- _SHORT PROBLEM_:
Repeat all the material exactly; pictures stay out of your copy.

── MATERIAL TO PROCESS

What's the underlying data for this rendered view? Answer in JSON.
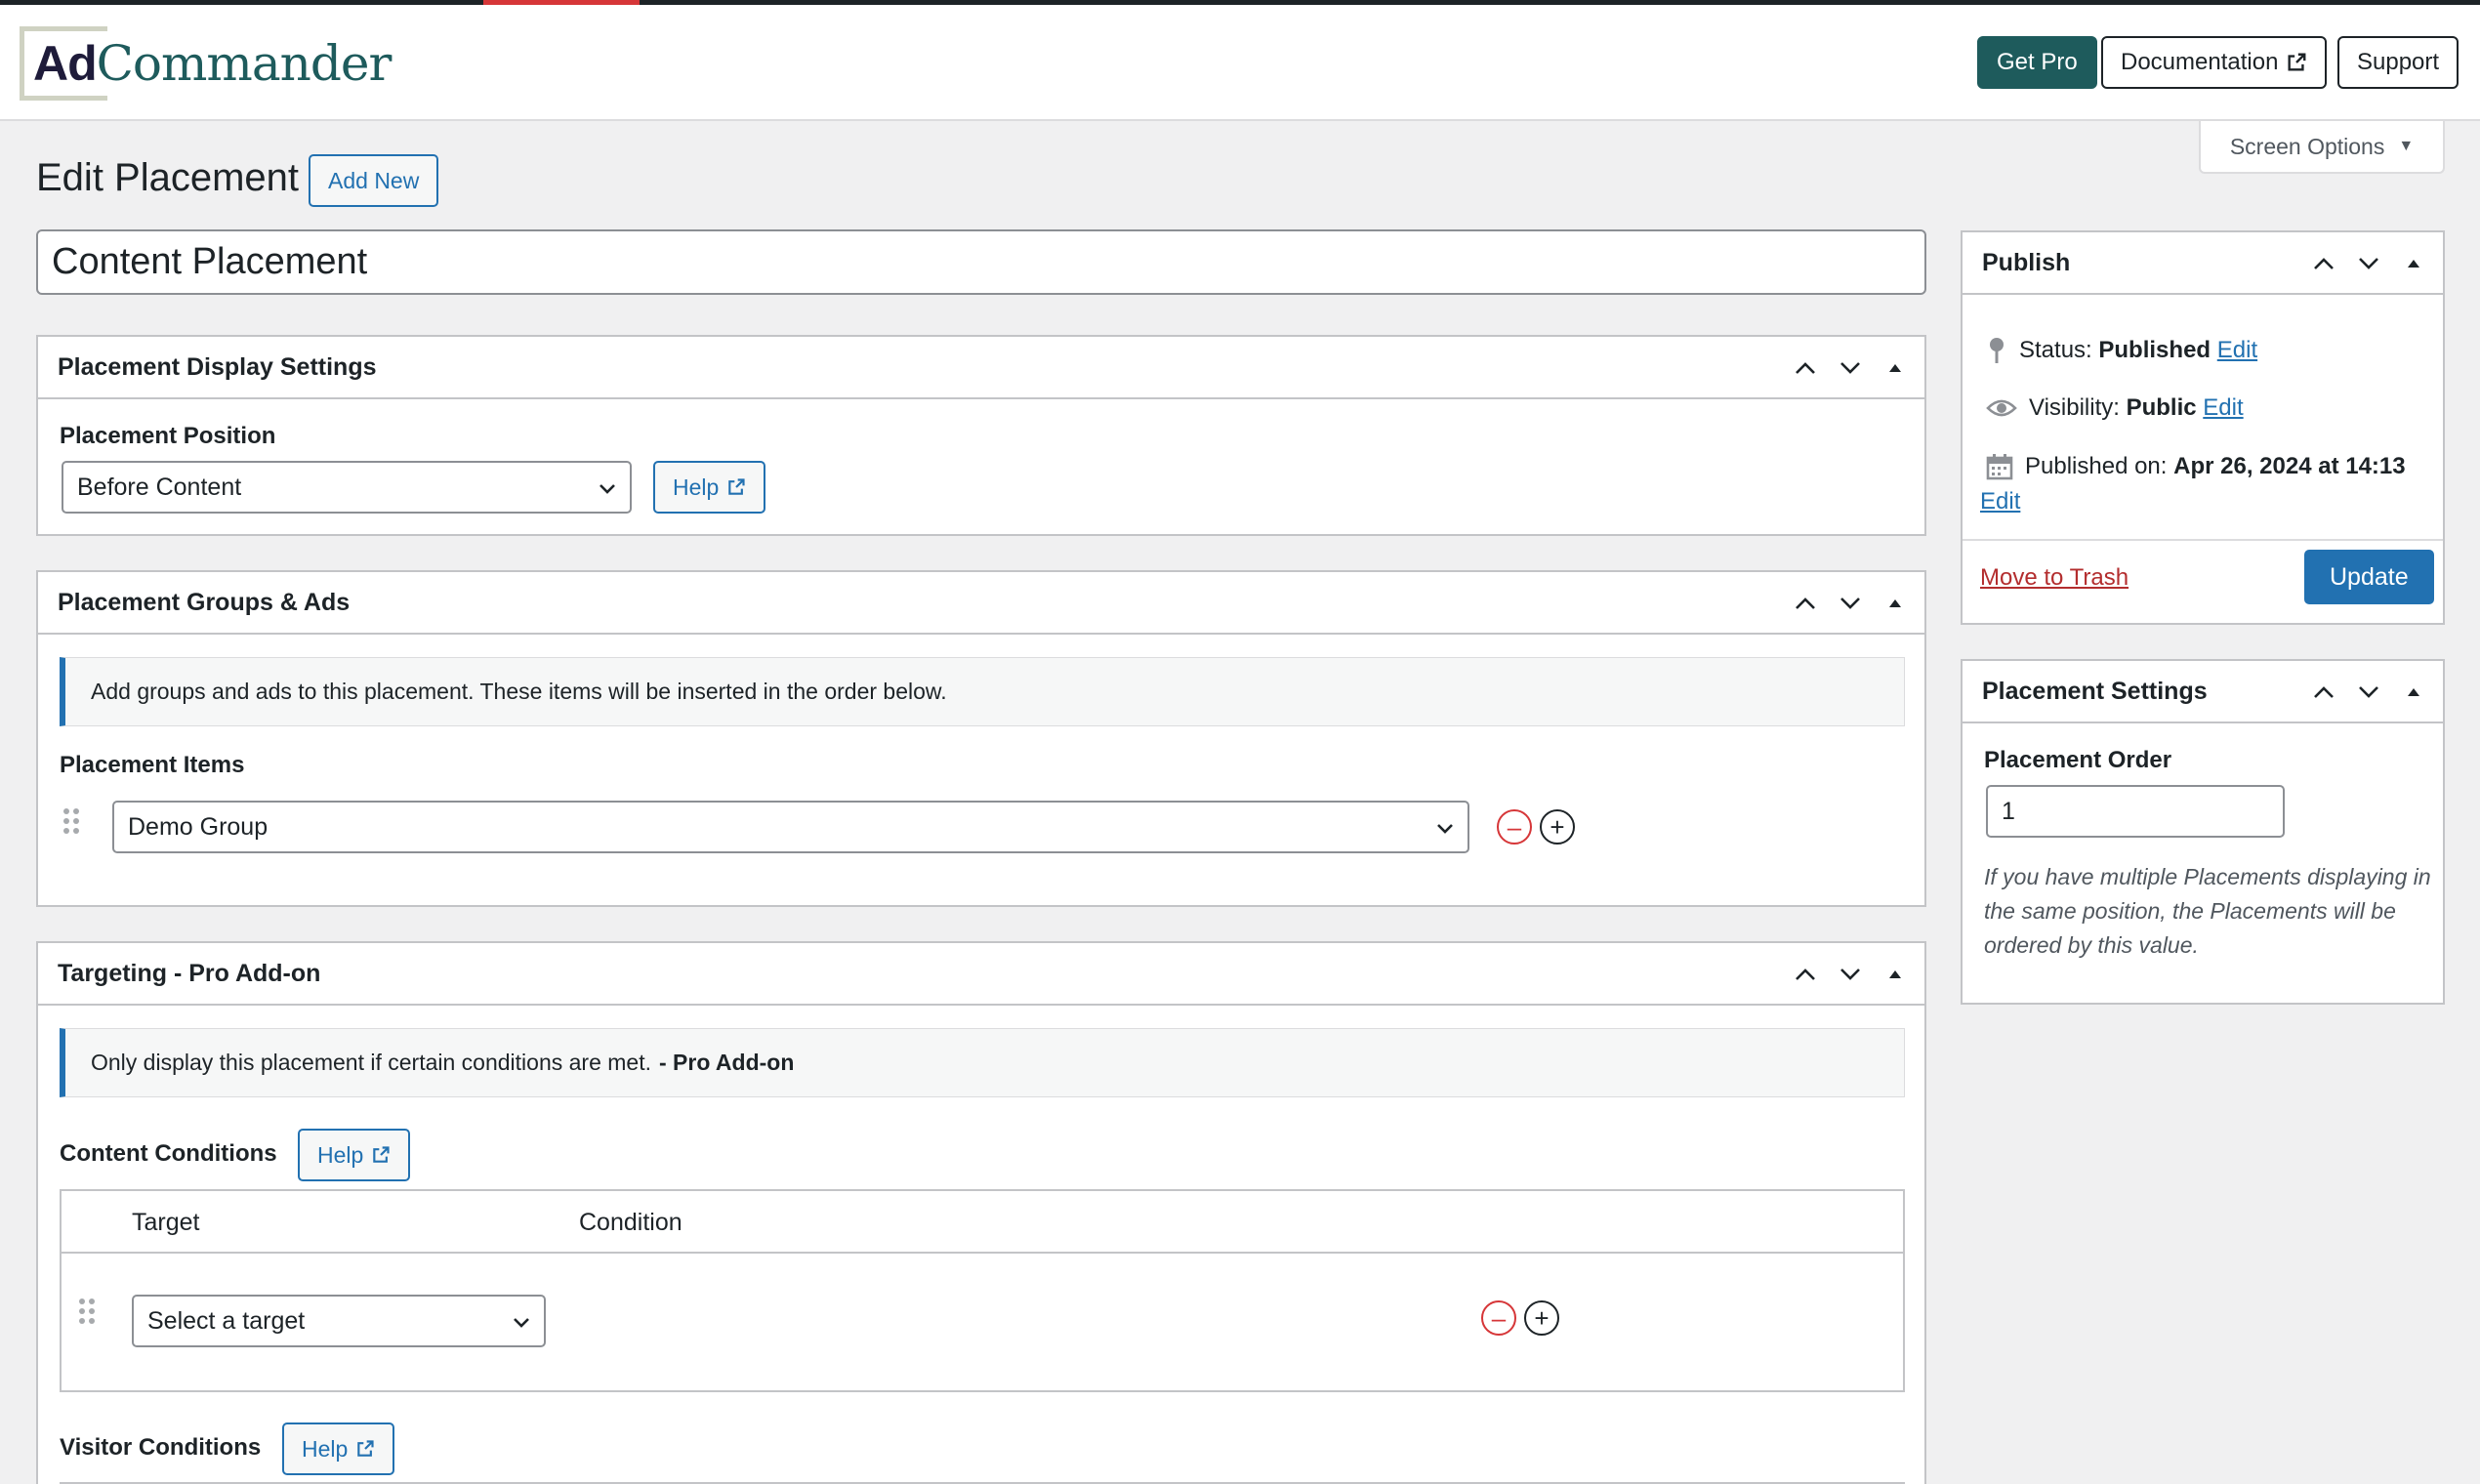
{
  "header": {
    "logo_ad": "Ad",
    "logo_commander": "Commander",
    "get_pro": "Get Pro",
    "documentation": "Documentation",
    "support": "Support"
  },
  "screen_options": "Screen Options",
  "page": {
    "title": "Edit Placement",
    "add_new": "Add New",
    "placement_title": "Content Placement"
  },
  "display_settings": {
    "heading": "Placement Display Settings",
    "position_label": "Placement Position",
    "position_value": "Before Content",
    "help": "Help"
  },
  "groups_ads": {
    "heading": "Placement Groups & Ads",
    "notice": "Add groups and ads to this placement. These items will be inserted in the order below.",
    "items_label": "Placement Items",
    "item_value": "Demo Group"
  },
  "targeting": {
    "heading": "Targeting - Pro Add-on",
    "notice": "Only display this placement if certain conditions are met.",
    "notice_bold": "- Pro Add-on",
    "content_conditions": "Content Conditions",
    "help": "Help",
    "col_target": "Target",
    "col_condition": "Condition",
    "target_placeholder": "Select a target",
    "visitor_conditions": "Visitor Conditions"
  },
  "publish": {
    "heading": "Publish",
    "status_label": "Status:",
    "status_value": "Published",
    "visibility_label": "Visibility:",
    "visibility_value": "Public",
    "published_label": "Published on:",
    "published_value": "Apr 26, 2024 at 14:13",
    "edit": "Edit",
    "trash": "Move to Trash",
    "update": "Update"
  },
  "placement_settings": {
    "heading": "Placement Settings",
    "order_label": "Placement Order",
    "order_value": "1",
    "description": "If you have multiple Placements displaying in the same position, the Placements will be ordered by this value."
  },
  "colors": {
    "accent": "#2271b1",
    "brand": "#1e5b5c",
    "danger": "#d63638"
  }
}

────

- _COMPLETED EXERCISE_:
What's the underlying data for this rendered view? Answer in JSON.
{
  "header": {
    "logo_ad": "Ad",
    "logo_commander": "Commander",
    "get_pro": "Get Pro",
    "documentation": "Documentation",
    "support": "Support"
  },
  "screen_options": "Screen Options",
  "page": {
    "title": "Edit Placement",
    "add_new": "Add New",
    "placement_title": "Content Placement"
  },
  "display_settings": {
    "heading": "Placement Display Settings",
    "position_label": "Placement Position",
    "position_value": "Before Content",
    "help": "Help"
  },
  "groups_ads": {
    "heading": "Placement Groups & Ads",
    "notice": "Add groups and ads to this placement. These items will be inserted in the order below.",
    "items_label": "Placement Items",
    "item_value": "Demo Group"
  },
  "targeting": {
    "heading": "Targeting - Pro Add-on",
    "notice": "Only display this placement if certain conditions are met.",
    "notice_bold": "- Pro Add-on",
    "content_conditions": "Content Conditions",
    "help": "Help",
    "col_target": "Target",
    "col_condition": "Condition",
    "target_placeholder": "Select a target",
    "visitor_conditions": "Visitor Conditions"
  },
  "publish": {
    "heading": "Publish",
    "status_label": "Status:",
    "status_value": "Published",
    "visibility_label": "Visibility:",
    "visibility_value": "Public",
    "published_label": "Published on:",
    "published_value": "Apr 26, 2024 at 14:13",
    "edit": "Edit",
    "trash": "Move to Trash",
    "update": "Update"
  },
  "placement_settings": {
    "heading": "Placement Settings",
    "order_label": "Placement Order",
    "order_value": "1",
    "description": "If you have multiple Placements displaying in the same position, the Placements will be ordered by this value."
  },
  "colors": {
    "accent": "#2271b1",
    "brand": "#1e5b5c",
    "danger": "#d63638"
  }
}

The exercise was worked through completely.